* PROVIDED DATA *
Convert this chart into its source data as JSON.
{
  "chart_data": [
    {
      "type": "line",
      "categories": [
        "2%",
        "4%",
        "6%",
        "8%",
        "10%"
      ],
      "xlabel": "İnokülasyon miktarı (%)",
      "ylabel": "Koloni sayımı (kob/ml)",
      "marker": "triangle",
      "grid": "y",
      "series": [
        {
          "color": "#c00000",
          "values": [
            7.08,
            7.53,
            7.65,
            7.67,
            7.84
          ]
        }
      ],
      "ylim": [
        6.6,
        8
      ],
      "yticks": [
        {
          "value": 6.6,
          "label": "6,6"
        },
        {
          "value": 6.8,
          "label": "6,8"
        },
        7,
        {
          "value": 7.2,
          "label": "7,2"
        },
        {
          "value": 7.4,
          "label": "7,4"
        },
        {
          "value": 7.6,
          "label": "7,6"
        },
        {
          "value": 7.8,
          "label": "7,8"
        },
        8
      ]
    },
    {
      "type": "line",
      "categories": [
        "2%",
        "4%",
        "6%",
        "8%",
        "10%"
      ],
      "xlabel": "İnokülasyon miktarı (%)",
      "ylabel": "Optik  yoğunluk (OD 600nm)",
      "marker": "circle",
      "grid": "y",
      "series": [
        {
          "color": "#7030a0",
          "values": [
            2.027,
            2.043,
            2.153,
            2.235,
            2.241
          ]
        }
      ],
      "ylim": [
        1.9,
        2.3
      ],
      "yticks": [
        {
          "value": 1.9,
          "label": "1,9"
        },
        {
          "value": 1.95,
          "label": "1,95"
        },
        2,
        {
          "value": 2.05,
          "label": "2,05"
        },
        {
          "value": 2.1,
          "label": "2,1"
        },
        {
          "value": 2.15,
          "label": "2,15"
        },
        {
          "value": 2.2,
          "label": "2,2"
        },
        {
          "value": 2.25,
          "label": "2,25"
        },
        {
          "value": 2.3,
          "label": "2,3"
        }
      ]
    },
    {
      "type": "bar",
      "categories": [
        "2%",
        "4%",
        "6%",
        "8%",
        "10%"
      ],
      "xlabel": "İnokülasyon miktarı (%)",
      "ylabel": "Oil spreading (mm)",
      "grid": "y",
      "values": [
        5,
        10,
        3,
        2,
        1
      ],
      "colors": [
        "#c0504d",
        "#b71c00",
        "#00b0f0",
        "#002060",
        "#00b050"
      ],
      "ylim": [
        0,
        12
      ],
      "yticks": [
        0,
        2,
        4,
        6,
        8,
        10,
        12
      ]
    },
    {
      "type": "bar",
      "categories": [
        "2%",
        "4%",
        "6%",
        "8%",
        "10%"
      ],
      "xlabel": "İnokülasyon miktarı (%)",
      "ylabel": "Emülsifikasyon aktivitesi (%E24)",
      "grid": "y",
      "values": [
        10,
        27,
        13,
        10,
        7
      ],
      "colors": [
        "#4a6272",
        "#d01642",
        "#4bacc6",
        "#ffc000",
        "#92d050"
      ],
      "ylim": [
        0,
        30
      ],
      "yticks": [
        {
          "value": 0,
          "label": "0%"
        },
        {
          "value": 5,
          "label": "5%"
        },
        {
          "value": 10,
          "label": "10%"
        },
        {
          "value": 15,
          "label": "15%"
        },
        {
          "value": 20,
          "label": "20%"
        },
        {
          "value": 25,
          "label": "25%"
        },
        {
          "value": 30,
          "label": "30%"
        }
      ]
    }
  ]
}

* WRITTEN INSTRUCTION *
Output all of the data above without any alteration.

* RIGHT ANSWER *
Convert this chart into its source data as JSON.
{
  "chart_data": [
    {
      "type": "line",
      "categories": [
        "2%",
        "4%",
        "6%",
        "8%",
        "10%"
      ],
      "xlabel": "İnokülasyon miktarı (%)",
      "ylabel": "Koloni sayımı (kob/ml)",
      "marker": "triangle",
      "grid": "y",
      "series": [
        {
          "color": "#c00000",
          "values": [
            7.08,
            7.53,
            7.65,
            7.67,
            7.84
          ]
        }
      ],
      "ylim": [
        6.6,
        8
      ],
      "yticks": [
        {
          "value": 6.6,
          "label": "6,6"
        },
        {
          "value": 6.8,
          "label": "6,8"
        },
        7,
        {
          "value": 7.2,
          "label": "7,2"
        },
        {
          "value": 7.4,
          "label": "7,4"
        },
        {
          "value": 7.6,
          "label": "7,6"
        },
        {
          "value": 7.8,
          "label": "7,8"
        },
        8
      ]
    },
    {
      "type": "line",
      "categories": [
        "2%",
        "4%",
        "6%",
        "8%",
        "10%"
      ],
      "xlabel": "İnokülasyon miktarı (%)",
      "ylabel": "Optik  yoğunluk (OD 600nm)",
      "marker": "circle",
      "grid": "y",
      "series": [
        {
          "color": "#7030a0",
          "values": [
            2.027,
            2.043,
            2.153,
            2.235,
            2.241
          ]
        }
      ],
      "ylim": [
        1.9,
        2.3
      ],
      "yticks": [
        {
          "value": 1.9,
          "label": "1,9"
        },
        {
          "value": 1.95,
          "label": "1,95"
        },
        2,
        {
          "value": 2.05,
          "label": "2,05"
        },
        {
          "value": 2.1,
          "label": "2,1"
        },
        {
          "value": 2.15,
          "label": "2,15"
        },
        {
          "value": 2.2,
          "label": "2,2"
        },
        {
          "value": 2.25,
          "label": "2,25"
        },
        {
          "value": 2.3,
          "label": "2,3"
        }
      ]
    },
    {
      "type": "bar",
      "categories": [
        "2%",
        "4%",
        "6%",
        "8%",
        "10%"
      ],
      "xlabel": "İnokülasyon miktarı (%)",
      "ylabel": "Oil spreading (mm)",
      "grid": "y",
      "values": [
        5,
        10,
        3,
        2,
        1
      ],
      "colors": [
        "#c0504d",
        "#b71c00",
        "#00b0f0",
        "#002060",
        "#00b050"
      ],
      "ylim": [
        0,
        12
      ],
      "yticks": [
        0,
        2,
        4,
        6,
        8,
        10,
        12
      ]
    },
    {
      "type": "bar",
      "categories": [
        "2%",
        "4%",
        "6%",
        "8%",
        "10%"
      ],
      "xlabel": "İnokülasyon miktarı (%)",
      "ylabel": "Emülsifikasyon aktivitesi (%E24)",
      "grid": "y",
      "values": [
        10,
        27,
        13,
        10,
        7
      ],
      "colors": [
        "#4a6272",
        "#d01642",
        "#4bacc6",
        "#ffc000",
        "#92d050"
      ],
      "ylim": [
        0,
        30
      ],
      "yticks": [
        {
          "value": 0,
          "label": "0%"
        },
        {
          "value": 5,
          "label": "5%"
        },
        {
          "value": 10,
          "label": "10%"
        },
        {
          "value": 15,
          "label": "15%"
        },
        {
          "value": 20,
          "label": "20%"
        },
        {
          "value": 25,
          "label": "25%"
        },
        {
          "value": 30,
          "label": "30%"
        }
      ]
    }
  ]
}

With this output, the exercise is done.